Using the listing below, please gather every line containing the word "Month".

[Start RECORDS TO PROCESS]

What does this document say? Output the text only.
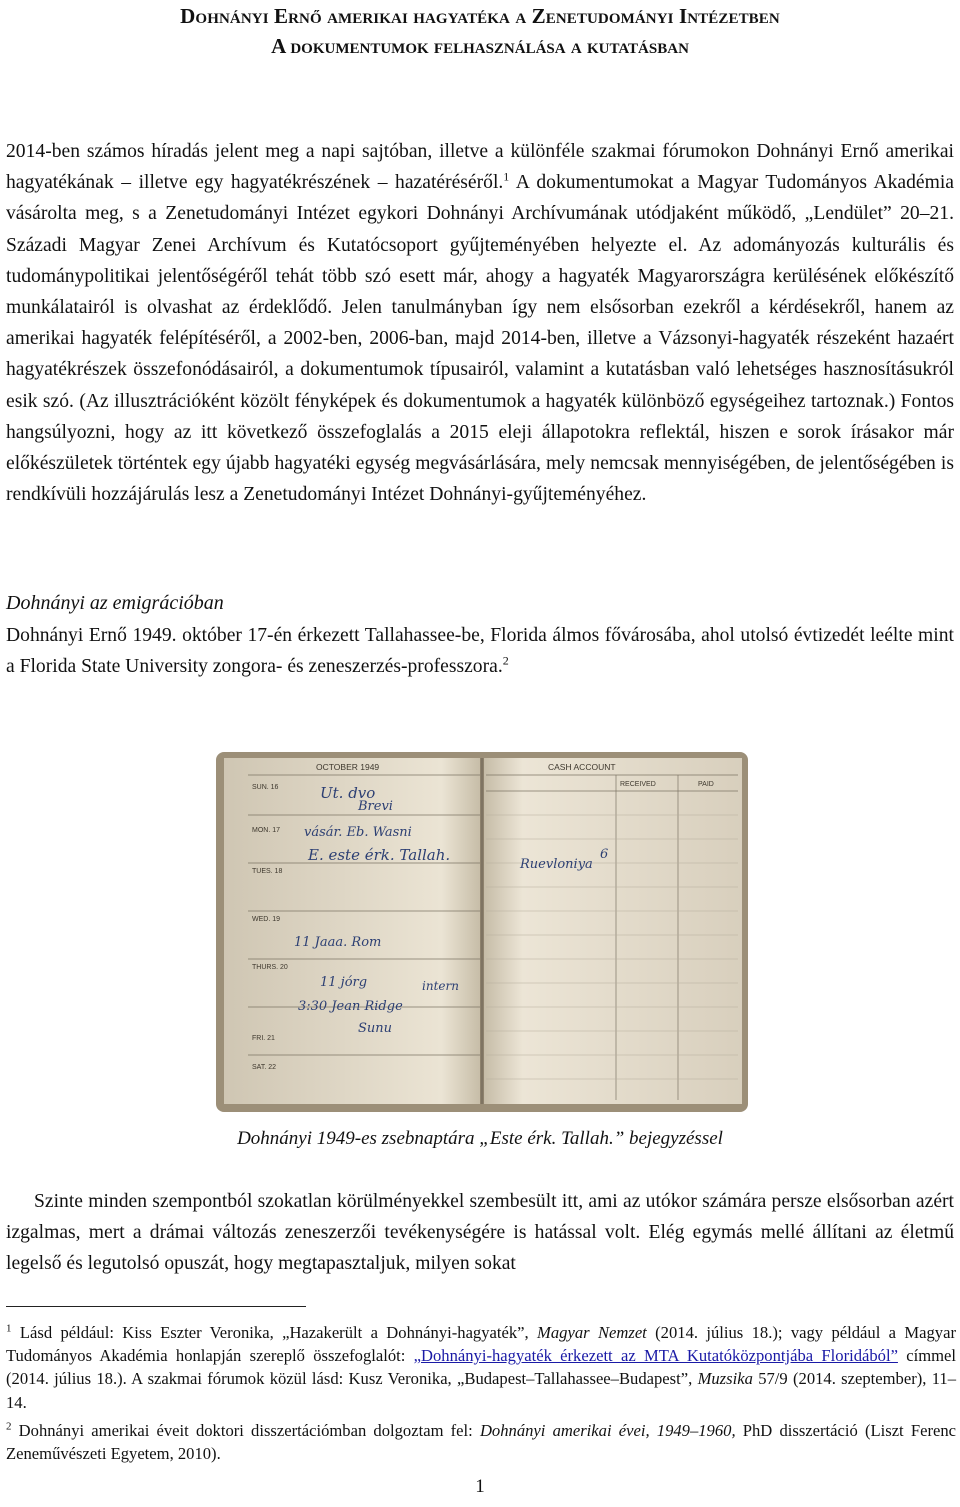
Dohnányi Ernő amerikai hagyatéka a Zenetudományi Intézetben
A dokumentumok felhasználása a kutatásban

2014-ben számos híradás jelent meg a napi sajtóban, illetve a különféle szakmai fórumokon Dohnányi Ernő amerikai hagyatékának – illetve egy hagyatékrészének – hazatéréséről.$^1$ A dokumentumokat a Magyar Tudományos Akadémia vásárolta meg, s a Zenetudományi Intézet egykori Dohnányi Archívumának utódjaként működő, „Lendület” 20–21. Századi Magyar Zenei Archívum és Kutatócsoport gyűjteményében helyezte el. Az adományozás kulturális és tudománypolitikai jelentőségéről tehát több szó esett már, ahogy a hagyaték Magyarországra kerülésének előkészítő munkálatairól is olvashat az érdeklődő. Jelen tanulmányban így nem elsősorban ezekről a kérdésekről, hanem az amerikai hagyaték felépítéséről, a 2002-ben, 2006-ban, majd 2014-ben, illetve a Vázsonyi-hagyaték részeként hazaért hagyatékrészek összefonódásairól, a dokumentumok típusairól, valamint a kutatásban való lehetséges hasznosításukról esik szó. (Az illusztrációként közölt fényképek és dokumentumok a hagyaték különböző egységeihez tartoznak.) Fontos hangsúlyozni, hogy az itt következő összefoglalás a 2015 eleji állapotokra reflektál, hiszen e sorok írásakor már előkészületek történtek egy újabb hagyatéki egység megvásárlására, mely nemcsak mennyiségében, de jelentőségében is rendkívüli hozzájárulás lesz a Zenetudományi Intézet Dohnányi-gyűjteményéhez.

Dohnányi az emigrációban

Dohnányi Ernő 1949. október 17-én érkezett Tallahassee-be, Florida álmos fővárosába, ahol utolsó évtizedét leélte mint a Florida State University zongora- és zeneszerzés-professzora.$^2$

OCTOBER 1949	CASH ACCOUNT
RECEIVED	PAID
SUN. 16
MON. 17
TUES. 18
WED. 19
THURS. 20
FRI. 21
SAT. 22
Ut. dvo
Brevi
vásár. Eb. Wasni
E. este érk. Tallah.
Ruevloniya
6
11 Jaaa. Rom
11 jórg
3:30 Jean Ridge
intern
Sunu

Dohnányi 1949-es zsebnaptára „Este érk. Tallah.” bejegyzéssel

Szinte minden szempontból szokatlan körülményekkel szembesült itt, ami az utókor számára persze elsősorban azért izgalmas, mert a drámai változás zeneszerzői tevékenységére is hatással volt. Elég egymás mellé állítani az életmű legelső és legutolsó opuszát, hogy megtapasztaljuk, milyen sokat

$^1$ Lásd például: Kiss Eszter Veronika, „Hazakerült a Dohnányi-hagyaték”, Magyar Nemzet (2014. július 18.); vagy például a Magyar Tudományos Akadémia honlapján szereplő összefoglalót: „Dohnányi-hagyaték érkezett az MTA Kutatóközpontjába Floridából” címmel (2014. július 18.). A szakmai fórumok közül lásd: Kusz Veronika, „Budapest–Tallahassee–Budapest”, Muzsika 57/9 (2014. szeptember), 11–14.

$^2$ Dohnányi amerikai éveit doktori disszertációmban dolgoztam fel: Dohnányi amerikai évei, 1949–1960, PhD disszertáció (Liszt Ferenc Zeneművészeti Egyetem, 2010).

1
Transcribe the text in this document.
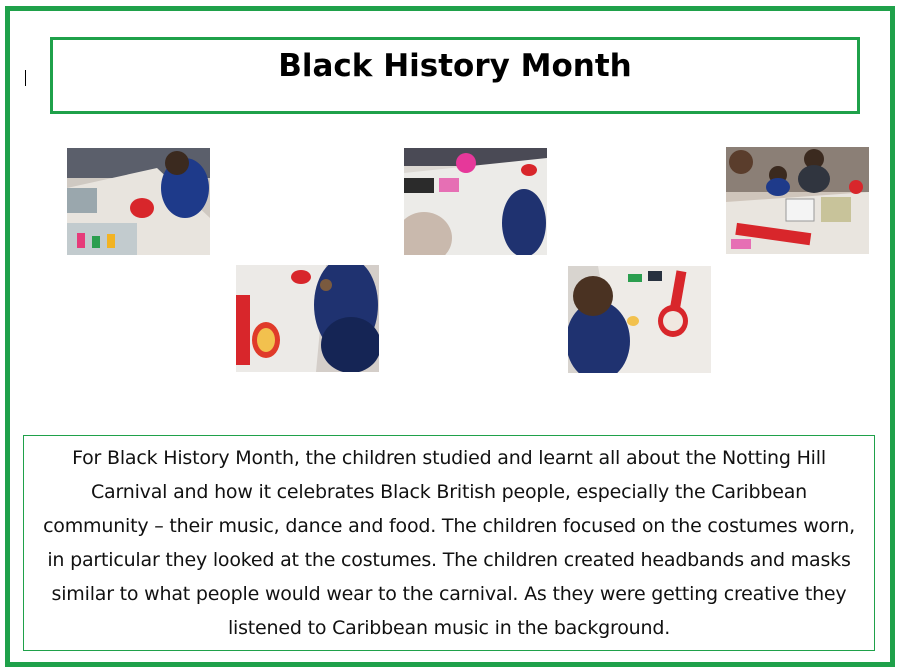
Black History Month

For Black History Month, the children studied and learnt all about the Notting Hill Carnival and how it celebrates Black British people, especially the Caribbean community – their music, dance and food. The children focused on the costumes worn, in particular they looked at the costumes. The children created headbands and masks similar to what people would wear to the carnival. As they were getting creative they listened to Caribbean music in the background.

[End RECORDS TO PROCESS]
[Start RECORDS TO PROCESS]

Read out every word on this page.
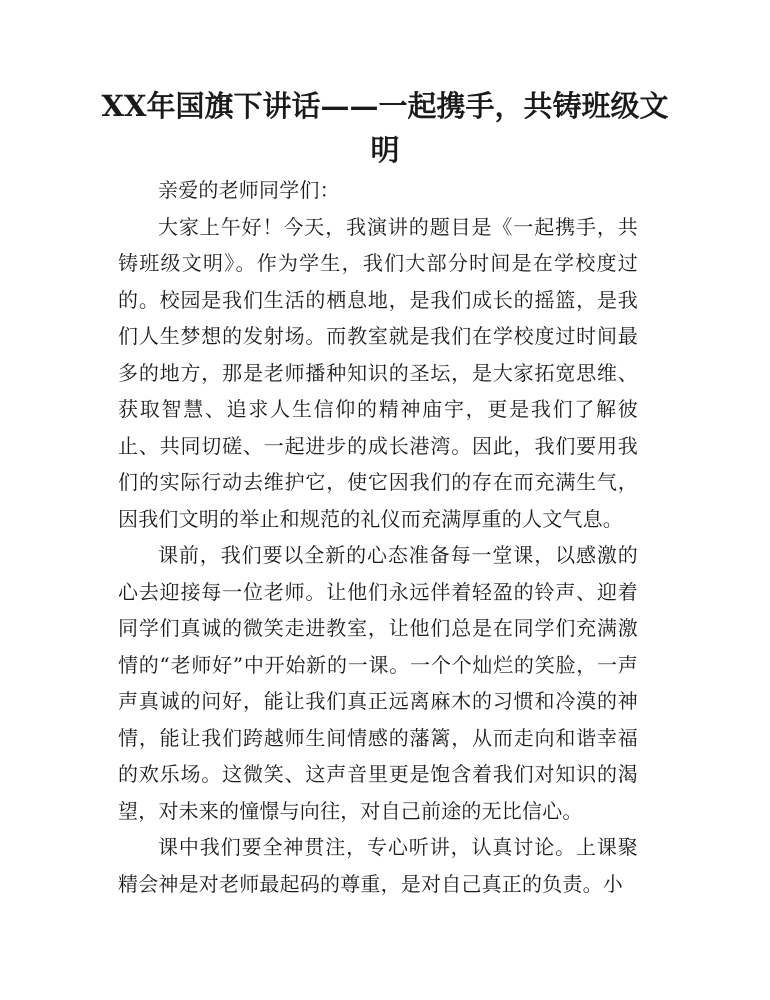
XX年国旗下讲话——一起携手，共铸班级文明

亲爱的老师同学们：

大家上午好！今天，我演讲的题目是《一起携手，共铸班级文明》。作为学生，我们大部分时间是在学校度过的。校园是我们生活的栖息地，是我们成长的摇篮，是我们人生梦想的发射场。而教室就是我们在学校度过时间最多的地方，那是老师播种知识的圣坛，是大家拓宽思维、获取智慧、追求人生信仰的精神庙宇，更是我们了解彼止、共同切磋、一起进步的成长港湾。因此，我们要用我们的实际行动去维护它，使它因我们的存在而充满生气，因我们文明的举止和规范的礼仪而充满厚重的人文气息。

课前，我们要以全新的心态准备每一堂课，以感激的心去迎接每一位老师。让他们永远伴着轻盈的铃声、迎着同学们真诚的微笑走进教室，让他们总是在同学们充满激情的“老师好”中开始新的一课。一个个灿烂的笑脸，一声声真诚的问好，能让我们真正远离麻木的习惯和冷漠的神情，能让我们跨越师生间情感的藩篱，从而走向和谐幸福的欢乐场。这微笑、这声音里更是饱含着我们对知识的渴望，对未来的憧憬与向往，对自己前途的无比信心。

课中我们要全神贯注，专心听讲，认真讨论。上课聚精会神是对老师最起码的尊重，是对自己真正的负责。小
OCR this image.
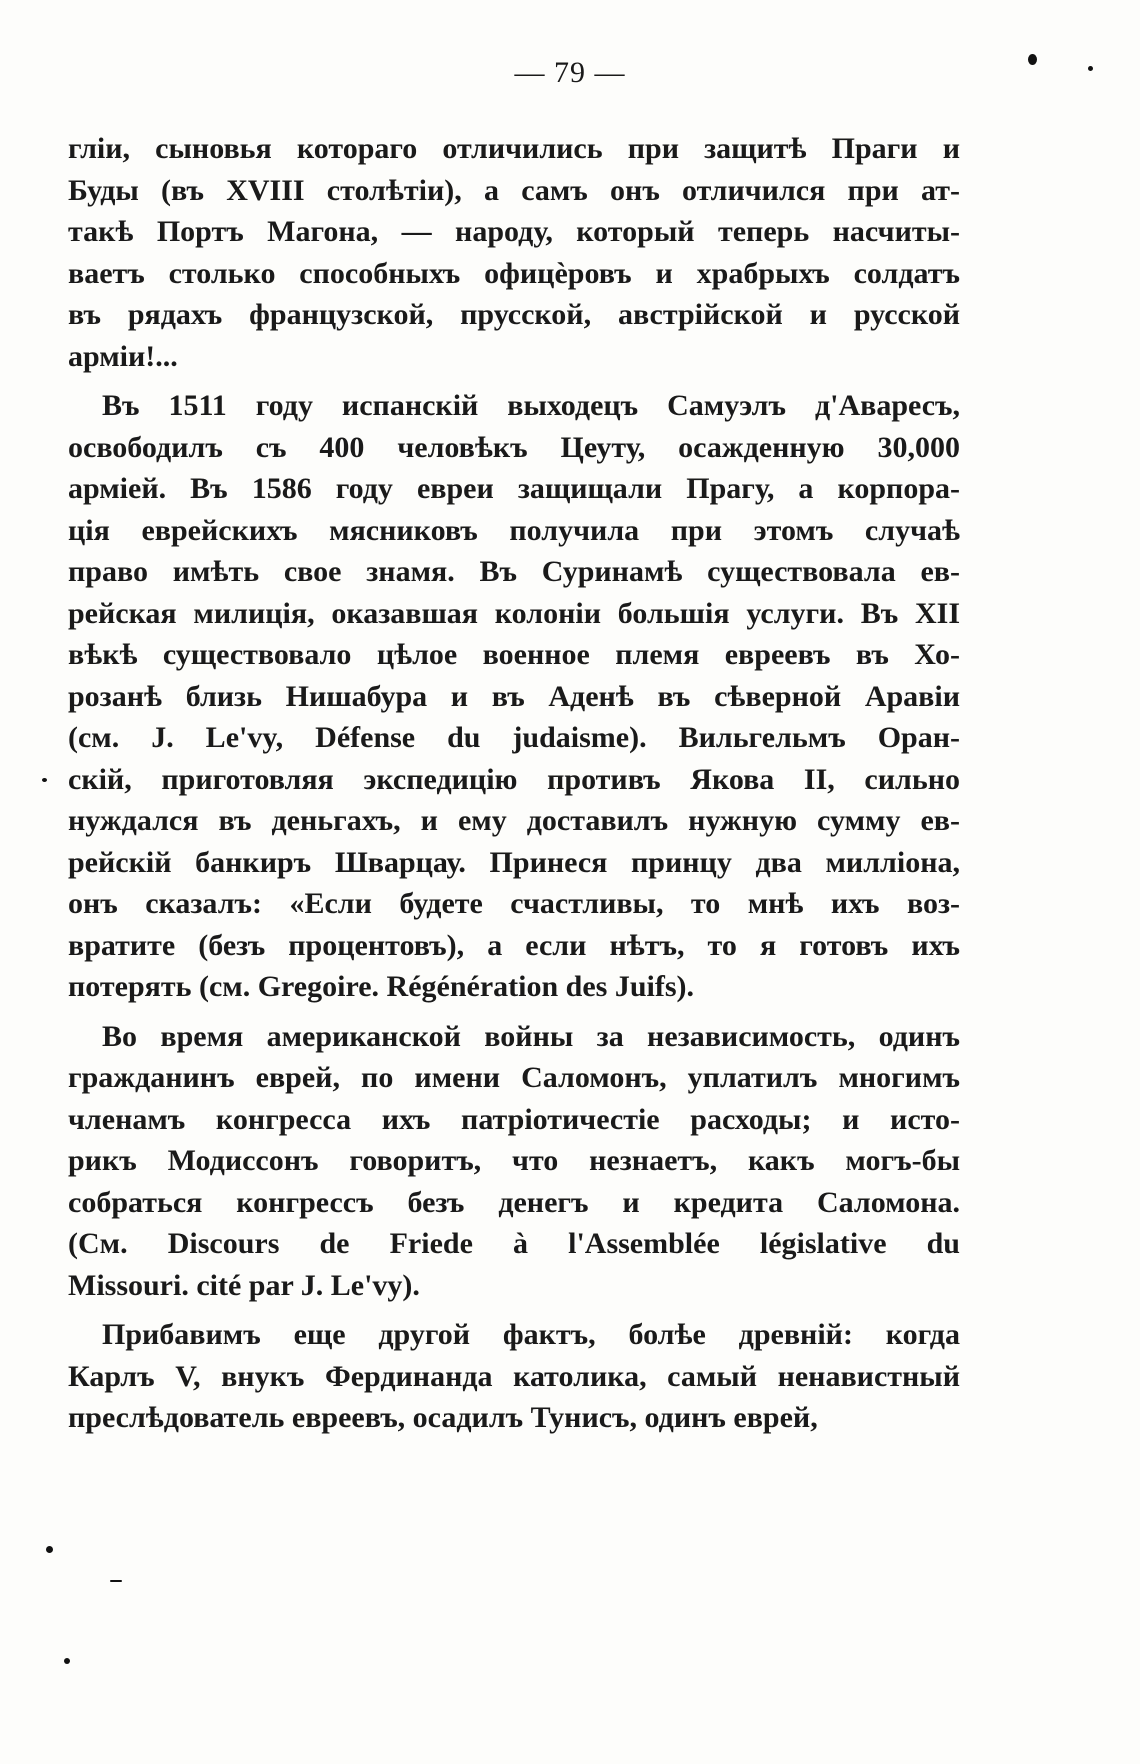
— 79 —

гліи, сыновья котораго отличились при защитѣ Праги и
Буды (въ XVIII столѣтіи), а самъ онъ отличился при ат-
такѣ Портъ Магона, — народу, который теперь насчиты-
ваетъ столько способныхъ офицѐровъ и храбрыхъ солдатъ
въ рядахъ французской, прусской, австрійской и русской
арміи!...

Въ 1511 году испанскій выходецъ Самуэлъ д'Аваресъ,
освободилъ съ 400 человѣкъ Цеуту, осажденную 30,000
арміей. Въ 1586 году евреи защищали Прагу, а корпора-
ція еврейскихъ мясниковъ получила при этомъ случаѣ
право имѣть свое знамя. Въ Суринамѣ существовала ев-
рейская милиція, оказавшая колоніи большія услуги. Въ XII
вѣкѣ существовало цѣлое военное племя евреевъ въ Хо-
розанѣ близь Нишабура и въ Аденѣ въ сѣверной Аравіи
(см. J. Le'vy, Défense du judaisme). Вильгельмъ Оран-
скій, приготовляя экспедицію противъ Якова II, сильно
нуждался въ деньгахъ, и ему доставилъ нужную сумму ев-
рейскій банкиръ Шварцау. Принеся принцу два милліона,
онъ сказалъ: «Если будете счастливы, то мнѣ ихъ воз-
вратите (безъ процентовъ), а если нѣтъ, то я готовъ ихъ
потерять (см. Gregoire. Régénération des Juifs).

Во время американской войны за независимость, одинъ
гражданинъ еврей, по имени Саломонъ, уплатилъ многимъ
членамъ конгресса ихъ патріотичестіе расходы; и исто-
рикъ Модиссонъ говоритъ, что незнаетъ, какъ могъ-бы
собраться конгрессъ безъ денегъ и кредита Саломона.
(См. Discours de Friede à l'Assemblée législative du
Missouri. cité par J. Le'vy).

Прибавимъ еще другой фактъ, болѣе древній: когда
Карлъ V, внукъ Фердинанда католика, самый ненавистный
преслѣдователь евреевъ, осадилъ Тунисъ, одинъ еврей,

[End RECORDS TO PROCESS]

**ANSWER TO THE EXERCISE:**
Black History Month
For Black History Month, the children studied and learnt all about the Notting Hill Carnival and how it celebrates Black British people, especially the Caribbean community – their music, dance and food. The children focused on the costumes worn, in particular they looked at the costumes. The children created headbands and masks similar to what people would wear to the carnival. As they were getting creative they listened to Caribbean music in the background.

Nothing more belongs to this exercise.